— Start DATASET CONTENT —
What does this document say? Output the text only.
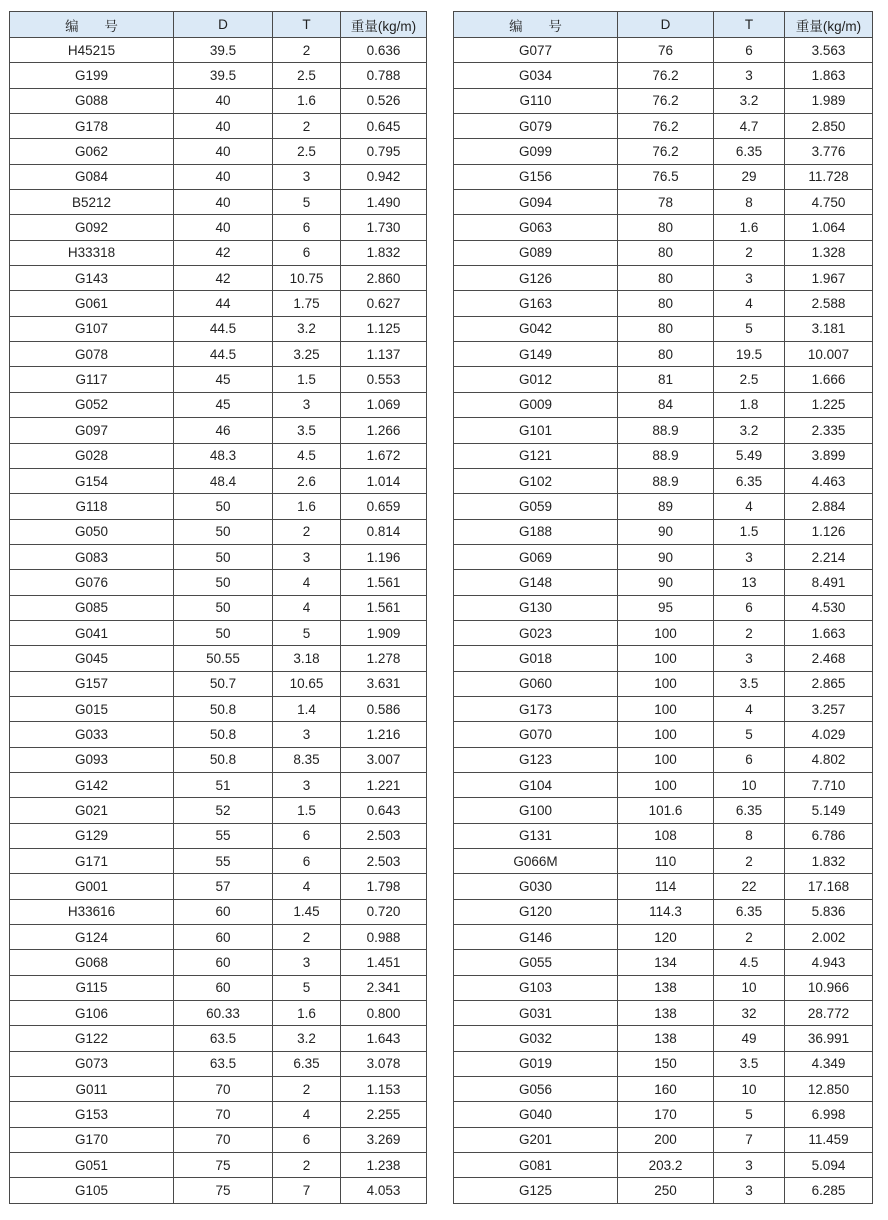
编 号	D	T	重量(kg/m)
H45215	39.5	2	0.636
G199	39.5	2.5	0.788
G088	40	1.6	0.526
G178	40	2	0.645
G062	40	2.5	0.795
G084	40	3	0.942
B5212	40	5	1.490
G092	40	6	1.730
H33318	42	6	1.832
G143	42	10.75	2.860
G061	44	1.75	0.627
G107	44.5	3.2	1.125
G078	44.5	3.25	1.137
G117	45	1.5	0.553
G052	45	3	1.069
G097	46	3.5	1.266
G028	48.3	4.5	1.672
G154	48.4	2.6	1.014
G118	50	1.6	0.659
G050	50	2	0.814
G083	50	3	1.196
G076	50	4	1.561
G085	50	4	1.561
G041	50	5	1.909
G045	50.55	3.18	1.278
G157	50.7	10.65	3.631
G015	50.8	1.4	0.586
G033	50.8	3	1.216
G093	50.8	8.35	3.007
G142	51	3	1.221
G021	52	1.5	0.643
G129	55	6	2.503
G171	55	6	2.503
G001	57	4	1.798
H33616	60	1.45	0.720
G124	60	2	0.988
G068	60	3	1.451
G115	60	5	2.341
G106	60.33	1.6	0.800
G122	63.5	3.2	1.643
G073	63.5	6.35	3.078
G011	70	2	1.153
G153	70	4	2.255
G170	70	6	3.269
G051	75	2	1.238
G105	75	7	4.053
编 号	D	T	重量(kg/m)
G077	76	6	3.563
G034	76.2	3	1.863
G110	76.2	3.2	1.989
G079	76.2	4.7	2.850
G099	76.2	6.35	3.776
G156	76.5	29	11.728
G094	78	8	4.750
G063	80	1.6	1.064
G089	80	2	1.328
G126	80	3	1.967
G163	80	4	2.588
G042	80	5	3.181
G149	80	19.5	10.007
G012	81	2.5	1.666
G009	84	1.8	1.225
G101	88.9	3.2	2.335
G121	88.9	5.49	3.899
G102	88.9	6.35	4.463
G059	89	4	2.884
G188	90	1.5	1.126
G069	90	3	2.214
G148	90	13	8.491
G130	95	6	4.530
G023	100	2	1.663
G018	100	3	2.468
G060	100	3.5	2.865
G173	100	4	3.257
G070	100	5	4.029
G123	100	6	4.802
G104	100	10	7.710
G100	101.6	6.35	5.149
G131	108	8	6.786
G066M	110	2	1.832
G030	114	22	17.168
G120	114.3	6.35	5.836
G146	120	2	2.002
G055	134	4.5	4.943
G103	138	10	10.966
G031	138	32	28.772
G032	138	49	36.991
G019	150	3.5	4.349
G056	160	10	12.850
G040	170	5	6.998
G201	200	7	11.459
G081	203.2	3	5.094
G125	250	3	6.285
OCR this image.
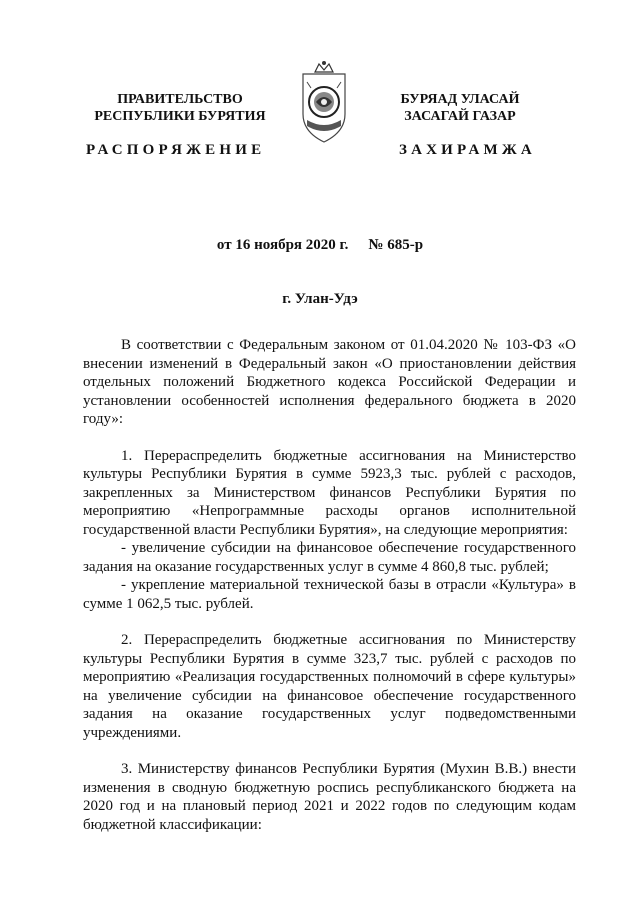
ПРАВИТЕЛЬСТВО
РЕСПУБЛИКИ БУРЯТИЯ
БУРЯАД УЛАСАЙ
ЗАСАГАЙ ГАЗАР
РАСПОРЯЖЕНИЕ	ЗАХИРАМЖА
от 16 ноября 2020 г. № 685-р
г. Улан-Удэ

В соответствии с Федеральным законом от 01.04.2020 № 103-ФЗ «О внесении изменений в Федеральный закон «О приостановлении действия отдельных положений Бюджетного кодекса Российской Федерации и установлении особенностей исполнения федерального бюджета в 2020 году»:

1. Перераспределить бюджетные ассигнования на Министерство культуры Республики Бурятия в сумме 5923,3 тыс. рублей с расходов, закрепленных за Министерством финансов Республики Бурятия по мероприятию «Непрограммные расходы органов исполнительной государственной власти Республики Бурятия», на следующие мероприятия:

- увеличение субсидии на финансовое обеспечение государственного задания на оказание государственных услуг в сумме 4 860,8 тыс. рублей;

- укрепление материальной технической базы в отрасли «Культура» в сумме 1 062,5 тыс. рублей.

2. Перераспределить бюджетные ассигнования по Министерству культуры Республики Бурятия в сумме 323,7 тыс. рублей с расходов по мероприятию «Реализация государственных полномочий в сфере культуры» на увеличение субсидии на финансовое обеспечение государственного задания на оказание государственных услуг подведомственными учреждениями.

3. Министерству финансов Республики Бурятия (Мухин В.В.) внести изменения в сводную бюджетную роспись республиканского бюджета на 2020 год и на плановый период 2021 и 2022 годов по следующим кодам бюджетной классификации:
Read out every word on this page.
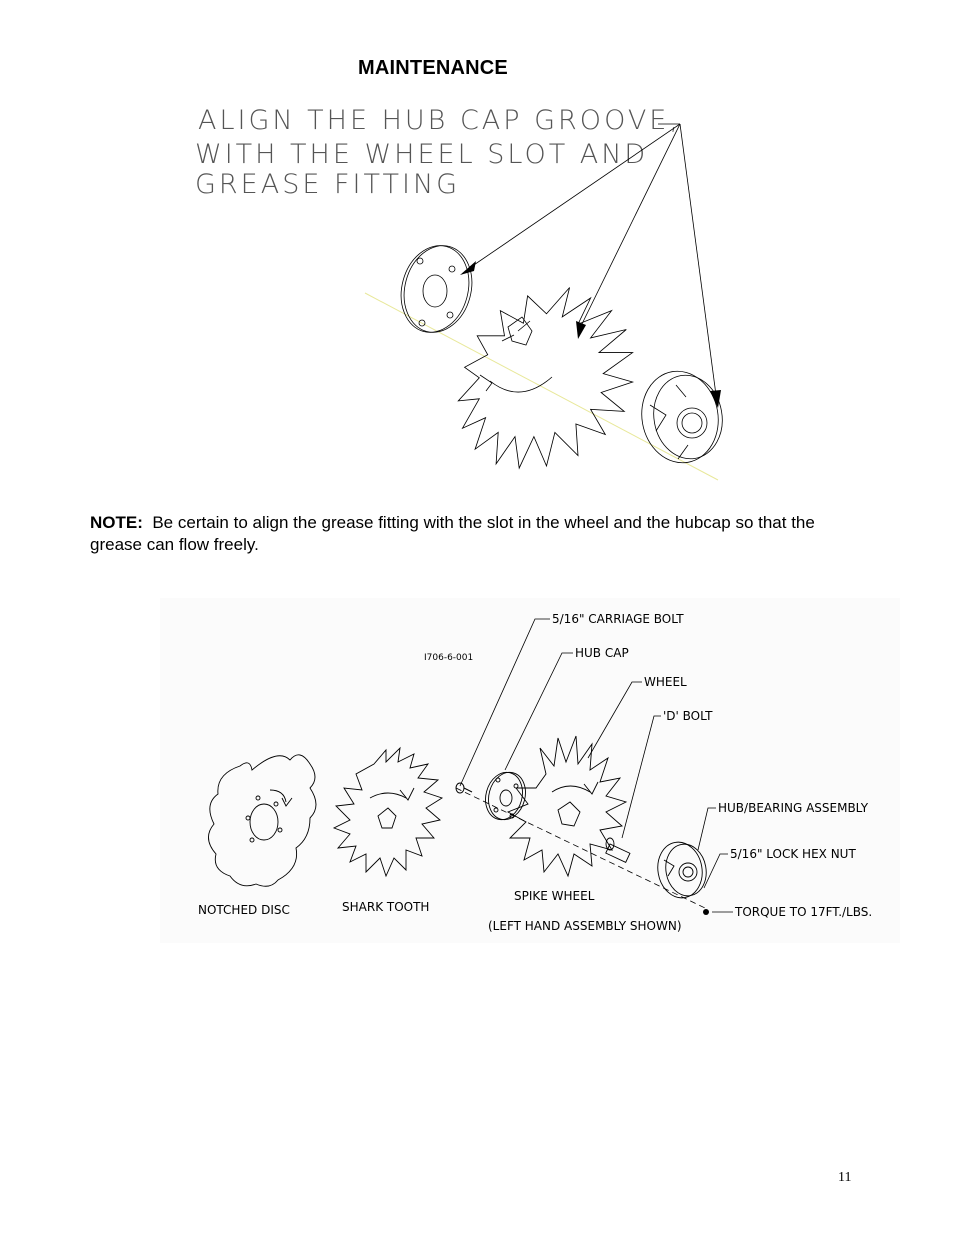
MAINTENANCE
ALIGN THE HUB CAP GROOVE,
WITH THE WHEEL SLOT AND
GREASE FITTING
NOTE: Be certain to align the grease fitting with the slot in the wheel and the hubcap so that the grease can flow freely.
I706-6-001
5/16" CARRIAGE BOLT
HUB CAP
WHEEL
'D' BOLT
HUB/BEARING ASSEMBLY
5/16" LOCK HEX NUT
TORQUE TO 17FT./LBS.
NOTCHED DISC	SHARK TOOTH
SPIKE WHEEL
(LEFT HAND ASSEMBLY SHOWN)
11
— End DATASET CONTENT —
EXERCISE
List all lines from the entries that include the word "финансовое".

WRITTEN REPLY
- увеличение субсидии на финансовое обеспечение государственного задания на оказание государственных услуг в сумме 4 860,8 тыс. рублей;
2. Перераспределить бюджетные ассигнования по Министерству культуры Республики Бурятия в сумме 323,7 тыс. рублей с расходов по мероприятию «Реализация государственных полномочий в сфере культуры» на увеличение субсидии на финансовое обеспечение государственного задания на оказание государственных услуг подведомственными учреждениями.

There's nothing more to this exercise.